• **What you should do**:
Sift the listing for lines that hold the string "Fattore" and pull them out.

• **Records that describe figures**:
↓
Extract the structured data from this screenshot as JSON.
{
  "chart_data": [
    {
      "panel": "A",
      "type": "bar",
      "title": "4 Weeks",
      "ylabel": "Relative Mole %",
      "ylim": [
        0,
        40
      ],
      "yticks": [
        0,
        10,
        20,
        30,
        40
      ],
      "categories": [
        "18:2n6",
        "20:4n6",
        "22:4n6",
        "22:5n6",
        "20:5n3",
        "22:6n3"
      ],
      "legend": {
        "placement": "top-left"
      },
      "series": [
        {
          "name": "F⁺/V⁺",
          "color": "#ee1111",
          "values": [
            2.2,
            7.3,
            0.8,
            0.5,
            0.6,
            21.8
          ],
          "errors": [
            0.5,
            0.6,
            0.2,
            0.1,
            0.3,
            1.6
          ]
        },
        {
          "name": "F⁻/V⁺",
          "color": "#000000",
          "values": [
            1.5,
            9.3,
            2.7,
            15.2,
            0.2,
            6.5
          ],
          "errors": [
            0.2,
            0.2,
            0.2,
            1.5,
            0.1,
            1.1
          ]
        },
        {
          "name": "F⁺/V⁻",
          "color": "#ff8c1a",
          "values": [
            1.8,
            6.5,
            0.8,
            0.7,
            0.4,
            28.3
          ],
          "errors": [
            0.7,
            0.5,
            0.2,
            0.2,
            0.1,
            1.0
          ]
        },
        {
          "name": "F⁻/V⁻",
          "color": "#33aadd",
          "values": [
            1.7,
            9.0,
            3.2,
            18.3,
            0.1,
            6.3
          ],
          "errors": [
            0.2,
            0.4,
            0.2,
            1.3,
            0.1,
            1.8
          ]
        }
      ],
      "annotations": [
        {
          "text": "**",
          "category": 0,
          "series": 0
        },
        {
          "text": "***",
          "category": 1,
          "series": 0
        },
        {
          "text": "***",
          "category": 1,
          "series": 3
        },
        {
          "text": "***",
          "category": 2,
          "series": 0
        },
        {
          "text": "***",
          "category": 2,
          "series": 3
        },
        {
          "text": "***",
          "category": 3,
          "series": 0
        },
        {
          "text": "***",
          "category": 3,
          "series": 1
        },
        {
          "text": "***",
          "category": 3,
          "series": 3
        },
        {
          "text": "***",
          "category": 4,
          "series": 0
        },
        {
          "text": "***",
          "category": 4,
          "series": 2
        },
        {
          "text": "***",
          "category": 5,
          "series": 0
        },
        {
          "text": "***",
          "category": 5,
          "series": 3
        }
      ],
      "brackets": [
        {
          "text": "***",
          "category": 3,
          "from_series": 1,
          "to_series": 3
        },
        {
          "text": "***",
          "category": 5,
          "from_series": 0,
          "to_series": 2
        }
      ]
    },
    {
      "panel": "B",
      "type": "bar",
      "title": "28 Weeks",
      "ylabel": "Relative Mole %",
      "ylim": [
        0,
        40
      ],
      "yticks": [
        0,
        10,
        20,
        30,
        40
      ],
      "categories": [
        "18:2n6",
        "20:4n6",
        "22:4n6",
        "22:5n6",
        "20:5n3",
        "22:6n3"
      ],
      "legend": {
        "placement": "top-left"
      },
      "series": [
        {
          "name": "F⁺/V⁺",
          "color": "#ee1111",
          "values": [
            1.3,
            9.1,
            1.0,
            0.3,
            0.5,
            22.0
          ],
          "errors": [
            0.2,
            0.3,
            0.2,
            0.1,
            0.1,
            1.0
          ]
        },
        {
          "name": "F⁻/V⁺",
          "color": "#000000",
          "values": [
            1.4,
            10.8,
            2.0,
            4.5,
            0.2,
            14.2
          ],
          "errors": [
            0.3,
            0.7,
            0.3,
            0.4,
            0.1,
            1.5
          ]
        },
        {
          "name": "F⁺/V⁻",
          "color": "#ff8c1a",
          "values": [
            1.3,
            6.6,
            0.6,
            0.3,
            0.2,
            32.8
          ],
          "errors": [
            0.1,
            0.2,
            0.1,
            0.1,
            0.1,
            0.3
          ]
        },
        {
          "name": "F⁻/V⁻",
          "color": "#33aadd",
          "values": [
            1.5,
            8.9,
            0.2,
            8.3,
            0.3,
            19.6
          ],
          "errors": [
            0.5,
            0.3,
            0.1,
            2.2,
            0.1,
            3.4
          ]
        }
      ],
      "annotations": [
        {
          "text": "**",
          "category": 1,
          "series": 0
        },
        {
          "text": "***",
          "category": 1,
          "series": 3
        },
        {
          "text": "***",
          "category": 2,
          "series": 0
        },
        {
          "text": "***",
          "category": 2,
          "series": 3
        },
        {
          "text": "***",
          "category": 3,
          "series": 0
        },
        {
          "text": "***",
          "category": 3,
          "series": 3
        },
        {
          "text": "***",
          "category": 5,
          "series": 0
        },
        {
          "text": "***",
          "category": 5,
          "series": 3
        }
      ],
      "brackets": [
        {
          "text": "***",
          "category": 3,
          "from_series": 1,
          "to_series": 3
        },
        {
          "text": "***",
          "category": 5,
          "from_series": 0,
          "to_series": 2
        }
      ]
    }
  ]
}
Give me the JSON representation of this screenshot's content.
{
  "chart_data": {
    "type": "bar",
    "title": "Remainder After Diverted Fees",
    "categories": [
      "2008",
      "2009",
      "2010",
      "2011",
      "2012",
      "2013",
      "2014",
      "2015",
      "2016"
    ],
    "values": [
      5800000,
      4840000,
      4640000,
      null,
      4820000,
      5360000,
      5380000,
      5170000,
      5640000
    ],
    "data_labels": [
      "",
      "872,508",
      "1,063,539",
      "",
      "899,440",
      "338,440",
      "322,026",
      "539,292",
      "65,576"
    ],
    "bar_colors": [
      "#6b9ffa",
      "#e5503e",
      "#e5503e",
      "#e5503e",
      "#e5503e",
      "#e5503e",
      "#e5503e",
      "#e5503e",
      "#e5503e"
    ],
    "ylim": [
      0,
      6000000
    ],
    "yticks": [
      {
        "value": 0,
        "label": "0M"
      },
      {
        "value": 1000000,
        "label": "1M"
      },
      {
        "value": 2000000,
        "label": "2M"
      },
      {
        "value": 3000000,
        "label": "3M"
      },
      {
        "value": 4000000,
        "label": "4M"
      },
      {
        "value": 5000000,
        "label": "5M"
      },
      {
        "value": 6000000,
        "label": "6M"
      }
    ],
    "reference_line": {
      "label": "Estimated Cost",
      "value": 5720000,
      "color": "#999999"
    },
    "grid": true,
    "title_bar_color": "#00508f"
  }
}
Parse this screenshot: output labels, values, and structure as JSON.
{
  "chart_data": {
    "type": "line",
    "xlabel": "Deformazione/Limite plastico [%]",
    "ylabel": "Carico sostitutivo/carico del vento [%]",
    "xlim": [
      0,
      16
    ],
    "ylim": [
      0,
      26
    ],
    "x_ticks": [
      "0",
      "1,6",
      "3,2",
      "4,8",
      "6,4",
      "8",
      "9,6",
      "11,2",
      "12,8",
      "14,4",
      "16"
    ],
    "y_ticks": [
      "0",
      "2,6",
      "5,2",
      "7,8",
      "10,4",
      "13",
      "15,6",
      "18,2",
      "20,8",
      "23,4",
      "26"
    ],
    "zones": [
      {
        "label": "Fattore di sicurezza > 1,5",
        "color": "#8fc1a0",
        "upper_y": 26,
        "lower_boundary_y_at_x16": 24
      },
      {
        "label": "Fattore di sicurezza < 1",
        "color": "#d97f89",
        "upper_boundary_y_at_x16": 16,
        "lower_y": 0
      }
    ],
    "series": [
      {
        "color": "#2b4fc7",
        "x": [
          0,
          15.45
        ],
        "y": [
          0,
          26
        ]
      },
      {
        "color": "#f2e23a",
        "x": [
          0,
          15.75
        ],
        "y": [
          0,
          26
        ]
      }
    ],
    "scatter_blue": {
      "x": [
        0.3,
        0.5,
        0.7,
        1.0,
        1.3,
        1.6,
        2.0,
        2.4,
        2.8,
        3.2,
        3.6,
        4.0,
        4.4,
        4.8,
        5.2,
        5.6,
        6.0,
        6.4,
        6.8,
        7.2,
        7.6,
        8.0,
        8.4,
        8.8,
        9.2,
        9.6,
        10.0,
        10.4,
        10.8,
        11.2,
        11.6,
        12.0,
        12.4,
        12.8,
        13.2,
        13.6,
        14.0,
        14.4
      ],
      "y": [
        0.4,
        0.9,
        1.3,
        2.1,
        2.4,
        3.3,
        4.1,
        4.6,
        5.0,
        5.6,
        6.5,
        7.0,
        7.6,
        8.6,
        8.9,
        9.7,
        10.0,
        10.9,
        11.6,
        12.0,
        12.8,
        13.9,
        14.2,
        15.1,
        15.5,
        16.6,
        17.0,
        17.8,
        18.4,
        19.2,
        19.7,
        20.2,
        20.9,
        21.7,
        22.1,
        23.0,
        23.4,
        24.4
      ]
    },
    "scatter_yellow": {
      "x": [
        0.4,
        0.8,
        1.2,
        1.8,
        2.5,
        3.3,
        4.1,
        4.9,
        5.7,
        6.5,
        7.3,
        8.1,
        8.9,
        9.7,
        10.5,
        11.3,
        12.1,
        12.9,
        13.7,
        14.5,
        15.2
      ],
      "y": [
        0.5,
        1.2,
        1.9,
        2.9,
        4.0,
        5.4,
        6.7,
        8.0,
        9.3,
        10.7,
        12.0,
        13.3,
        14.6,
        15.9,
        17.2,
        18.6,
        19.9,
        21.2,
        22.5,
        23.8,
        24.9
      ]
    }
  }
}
↑
• **Finished answer**:
        "label": "Fattore di sicurezza > 1,5",
        "label": "Fattore di sicurezza < 1",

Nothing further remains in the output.